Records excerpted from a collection

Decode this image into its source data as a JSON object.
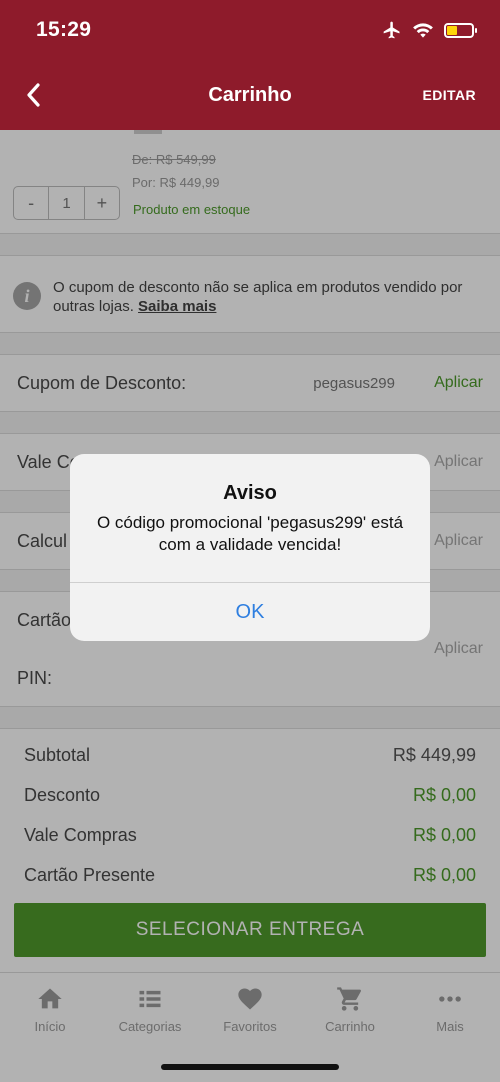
{
  "status_bar": {
    "time": "15:29"
  },
  "header": {
    "title": "Carrinho",
    "edit_label": "EDITAR"
  },
  "product": {
    "qty_minus": "-",
    "qty_value": "1",
    "qty_plus": "+",
    "price_old": "De: R$ 549,99",
    "price_now": "Por: R$ 449,99",
    "stock": "Produto em estoque"
  },
  "notice": {
    "text": "O cupom de desconto não se aplica em produtos vendido por outras lojas.",
    "link": "Saiba mais"
  },
  "coupon": {
    "label": "Cupom de Desconto:",
    "value": "pegasus299",
    "action": "Aplicar"
  },
  "voucher": {
    "label": "Vale Co",
    "action": "Aplicar"
  },
  "shipping": {
    "label": "Calcul",
    "action": "Aplicar"
  },
  "gift_card": {
    "label": "Cartão",
    "pin_label": "PIN:",
    "action": "Aplicar"
  },
  "summary": {
    "rows": [
      {
        "label": "Subtotal",
        "value": "R$ 449,99"
      },
      {
        "label": "Desconto",
        "value": "R$ 0,00"
      },
      {
        "label": "Vale Compras",
        "value": "R$ 0,00"
      },
      {
        "label": "Cartão Presente",
        "value": "R$ 0,00"
      }
    ]
  },
  "cta": {
    "label": "SELECIONAR ENTREGA"
  },
  "tabs": [
    {
      "label": "Início",
      "icon": "home-icon"
    },
    {
      "label": "Categorias",
      "icon": "list-icon"
    },
    {
      "label": "Favoritos",
      "icon": "heart-icon"
    },
    {
      "label": "Carrinho",
      "icon": "cart-icon"
    },
    {
      "label": "Mais",
      "icon": "more-icon"
    }
  ],
  "alert": {
    "title": "Aviso",
    "message": "O código promocional 'pegasus299' está com a validade vencida!",
    "ok": "OK"
  },
  "colors": {
    "brand": "#8e1b2b",
    "accent_green": "#4f9a2b",
    "link_blue": "#2f7fe0"
  }
}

[SHORT PROBLEM]
Leave every image out, and retype the material exactly.

[WRITTEN ANSWER]
Decode this image into its source data as a JSON object.
{
  "status_bar": {
    "time": "15:29"
  },
  "header": {
    "title": "Carrinho",
    "edit_label": "EDITAR"
  },
  "product": {
    "qty_minus": "-",
    "qty_value": "1",
    "qty_plus": "+",
    "price_old": "De: R$ 549,99",
    "price_now": "Por: R$ 449,99",
    "stock": "Produto em estoque"
  },
  "notice": {
    "text": "O cupom de desconto não se aplica em produtos vendido por outras lojas.",
    "link": "Saiba mais"
  },
  "coupon": {
    "label": "Cupom de Desconto:",
    "value": "pegasus299",
    "action": "Aplicar"
  },
  "voucher": {
    "label": "Vale Co",
    "action": "Aplicar"
  },
  "shipping": {
    "label": "Calcul",
    "action": "Aplicar"
  },
  "gift_card": {
    "label": "Cartão",
    "pin_label": "PIN:",
    "action": "Aplicar"
  },
  "summary": {
    "rows": [
      {
        "label": "Subtotal",
        "value": "R$ 449,99"
      },
      {
        "label": "Desconto",
        "value": "R$ 0,00"
      },
      {
        "label": "Vale Compras",
        "value": "R$ 0,00"
      },
      {
        "label": "Cartão Presente",
        "value": "R$ 0,00"
      }
    ]
  },
  "cta": {
    "label": "SELECIONAR ENTREGA"
  },
  "tabs": [
    {
      "label": "Início",
      "icon": "home-icon"
    },
    {
      "label": "Categorias",
      "icon": "list-icon"
    },
    {
      "label": "Favoritos",
      "icon": "heart-icon"
    },
    {
      "label": "Carrinho",
      "icon": "cart-icon"
    },
    {
      "label": "Mais",
      "icon": "more-icon"
    }
  ],
  "alert": {
    "title": "Aviso",
    "message": "O código promocional 'pegasus299' está com a validade vencida!",
    "ok": "OK"
  },
  "colors": {
    "brand": "#8e1b2b",
    "accent_green": "#4f9a2b",
    "link_blue": "#2f7fe0"
  }
}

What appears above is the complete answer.